> STATED PROBLEM
How many lines in the records below contain the word "cuadernos"? Answer with the number alone.

Data entries:
↓
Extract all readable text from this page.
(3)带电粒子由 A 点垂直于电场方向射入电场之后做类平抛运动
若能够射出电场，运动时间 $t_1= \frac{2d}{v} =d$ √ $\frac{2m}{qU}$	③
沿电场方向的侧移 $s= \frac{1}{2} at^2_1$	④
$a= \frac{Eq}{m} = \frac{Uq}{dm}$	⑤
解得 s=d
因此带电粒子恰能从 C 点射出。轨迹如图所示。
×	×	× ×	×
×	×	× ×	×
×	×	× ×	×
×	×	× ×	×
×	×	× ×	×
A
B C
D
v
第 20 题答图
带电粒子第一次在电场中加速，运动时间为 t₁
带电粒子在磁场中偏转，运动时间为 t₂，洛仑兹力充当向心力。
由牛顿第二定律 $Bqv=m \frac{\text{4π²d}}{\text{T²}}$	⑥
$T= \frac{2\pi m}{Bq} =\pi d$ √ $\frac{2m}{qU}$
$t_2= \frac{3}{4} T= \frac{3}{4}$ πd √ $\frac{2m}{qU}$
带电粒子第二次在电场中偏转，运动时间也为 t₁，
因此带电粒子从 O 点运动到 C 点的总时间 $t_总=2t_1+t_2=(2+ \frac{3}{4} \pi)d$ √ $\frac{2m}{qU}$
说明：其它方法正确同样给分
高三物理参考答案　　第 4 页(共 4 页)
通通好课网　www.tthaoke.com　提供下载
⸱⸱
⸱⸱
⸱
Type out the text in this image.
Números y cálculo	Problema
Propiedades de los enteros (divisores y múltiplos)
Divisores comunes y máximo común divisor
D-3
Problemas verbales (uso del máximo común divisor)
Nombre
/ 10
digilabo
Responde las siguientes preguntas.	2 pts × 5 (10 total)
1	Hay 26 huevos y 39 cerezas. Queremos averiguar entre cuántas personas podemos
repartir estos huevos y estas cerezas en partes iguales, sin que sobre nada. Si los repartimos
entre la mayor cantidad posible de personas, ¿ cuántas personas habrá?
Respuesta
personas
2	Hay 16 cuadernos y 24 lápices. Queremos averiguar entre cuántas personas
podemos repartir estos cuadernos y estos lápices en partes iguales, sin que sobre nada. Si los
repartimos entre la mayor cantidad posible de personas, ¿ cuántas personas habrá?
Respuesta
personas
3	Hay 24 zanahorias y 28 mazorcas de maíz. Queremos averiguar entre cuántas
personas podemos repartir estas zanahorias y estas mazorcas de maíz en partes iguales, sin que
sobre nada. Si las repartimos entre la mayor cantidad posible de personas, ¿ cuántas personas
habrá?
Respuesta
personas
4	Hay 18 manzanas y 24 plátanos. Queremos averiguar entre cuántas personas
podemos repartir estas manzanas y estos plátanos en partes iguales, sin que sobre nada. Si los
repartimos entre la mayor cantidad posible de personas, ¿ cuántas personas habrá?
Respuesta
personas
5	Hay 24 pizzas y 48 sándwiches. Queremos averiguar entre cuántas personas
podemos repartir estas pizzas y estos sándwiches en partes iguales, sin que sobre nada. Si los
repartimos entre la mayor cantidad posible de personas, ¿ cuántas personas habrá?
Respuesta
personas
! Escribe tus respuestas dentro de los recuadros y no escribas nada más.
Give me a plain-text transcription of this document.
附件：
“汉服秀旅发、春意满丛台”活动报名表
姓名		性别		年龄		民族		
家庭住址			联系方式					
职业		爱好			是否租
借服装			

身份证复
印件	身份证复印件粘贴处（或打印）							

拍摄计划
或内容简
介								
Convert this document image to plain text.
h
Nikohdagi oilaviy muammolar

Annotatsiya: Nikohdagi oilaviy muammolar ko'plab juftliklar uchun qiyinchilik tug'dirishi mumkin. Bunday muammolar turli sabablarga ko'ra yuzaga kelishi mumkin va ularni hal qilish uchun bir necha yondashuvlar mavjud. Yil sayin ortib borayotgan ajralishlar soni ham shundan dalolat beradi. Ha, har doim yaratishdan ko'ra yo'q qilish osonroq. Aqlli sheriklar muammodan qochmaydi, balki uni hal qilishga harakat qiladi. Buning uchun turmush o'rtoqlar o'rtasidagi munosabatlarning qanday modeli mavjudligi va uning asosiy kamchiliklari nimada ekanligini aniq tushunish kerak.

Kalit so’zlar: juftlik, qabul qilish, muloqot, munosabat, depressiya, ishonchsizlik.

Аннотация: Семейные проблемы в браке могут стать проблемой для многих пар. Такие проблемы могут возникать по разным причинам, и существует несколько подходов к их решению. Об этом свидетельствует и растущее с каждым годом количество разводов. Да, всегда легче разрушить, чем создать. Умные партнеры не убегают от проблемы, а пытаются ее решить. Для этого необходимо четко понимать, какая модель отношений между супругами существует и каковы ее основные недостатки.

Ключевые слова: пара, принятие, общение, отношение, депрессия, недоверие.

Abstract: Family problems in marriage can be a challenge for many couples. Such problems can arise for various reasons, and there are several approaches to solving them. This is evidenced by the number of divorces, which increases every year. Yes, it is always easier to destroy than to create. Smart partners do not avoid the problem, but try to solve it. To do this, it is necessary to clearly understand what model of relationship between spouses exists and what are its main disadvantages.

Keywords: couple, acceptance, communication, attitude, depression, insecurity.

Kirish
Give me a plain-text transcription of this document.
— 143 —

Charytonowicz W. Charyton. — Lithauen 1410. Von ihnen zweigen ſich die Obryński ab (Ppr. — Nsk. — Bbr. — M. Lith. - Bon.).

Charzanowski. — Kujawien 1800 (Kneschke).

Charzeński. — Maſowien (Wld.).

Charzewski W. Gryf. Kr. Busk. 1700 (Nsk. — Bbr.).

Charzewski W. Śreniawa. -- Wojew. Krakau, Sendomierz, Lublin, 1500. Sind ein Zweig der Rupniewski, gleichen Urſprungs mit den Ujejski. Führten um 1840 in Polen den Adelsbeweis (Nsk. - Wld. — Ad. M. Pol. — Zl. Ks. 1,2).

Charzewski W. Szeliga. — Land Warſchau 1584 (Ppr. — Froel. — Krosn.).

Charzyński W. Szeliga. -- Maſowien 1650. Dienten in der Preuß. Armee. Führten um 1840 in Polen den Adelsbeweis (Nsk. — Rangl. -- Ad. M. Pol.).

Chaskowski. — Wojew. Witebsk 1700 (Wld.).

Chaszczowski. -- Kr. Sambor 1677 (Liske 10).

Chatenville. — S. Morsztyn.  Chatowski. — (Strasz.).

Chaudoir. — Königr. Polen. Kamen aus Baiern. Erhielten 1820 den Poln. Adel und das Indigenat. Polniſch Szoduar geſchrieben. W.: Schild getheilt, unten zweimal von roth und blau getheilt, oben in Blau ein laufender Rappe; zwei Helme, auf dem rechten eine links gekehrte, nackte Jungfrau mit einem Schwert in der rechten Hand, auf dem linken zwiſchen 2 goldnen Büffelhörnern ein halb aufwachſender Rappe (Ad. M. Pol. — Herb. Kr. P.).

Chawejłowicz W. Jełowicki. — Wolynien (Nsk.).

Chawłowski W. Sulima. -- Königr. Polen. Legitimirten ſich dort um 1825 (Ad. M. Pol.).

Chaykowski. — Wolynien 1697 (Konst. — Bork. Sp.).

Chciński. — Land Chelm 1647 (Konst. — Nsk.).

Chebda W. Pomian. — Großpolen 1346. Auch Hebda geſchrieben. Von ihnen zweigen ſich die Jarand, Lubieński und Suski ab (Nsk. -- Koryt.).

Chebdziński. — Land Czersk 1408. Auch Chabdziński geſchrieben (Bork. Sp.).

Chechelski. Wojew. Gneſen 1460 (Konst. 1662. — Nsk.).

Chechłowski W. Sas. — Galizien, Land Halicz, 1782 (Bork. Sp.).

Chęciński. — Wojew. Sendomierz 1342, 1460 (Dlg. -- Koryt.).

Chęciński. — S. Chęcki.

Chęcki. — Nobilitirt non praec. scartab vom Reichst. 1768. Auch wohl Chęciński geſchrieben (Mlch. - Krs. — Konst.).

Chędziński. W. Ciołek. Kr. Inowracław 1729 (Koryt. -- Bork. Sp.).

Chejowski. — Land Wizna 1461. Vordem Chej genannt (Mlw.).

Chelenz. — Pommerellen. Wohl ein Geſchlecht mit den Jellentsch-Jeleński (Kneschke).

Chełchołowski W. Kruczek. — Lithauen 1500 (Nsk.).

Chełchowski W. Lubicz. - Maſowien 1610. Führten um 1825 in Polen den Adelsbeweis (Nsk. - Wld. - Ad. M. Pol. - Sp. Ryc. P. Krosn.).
↑
> TASK RESULT
2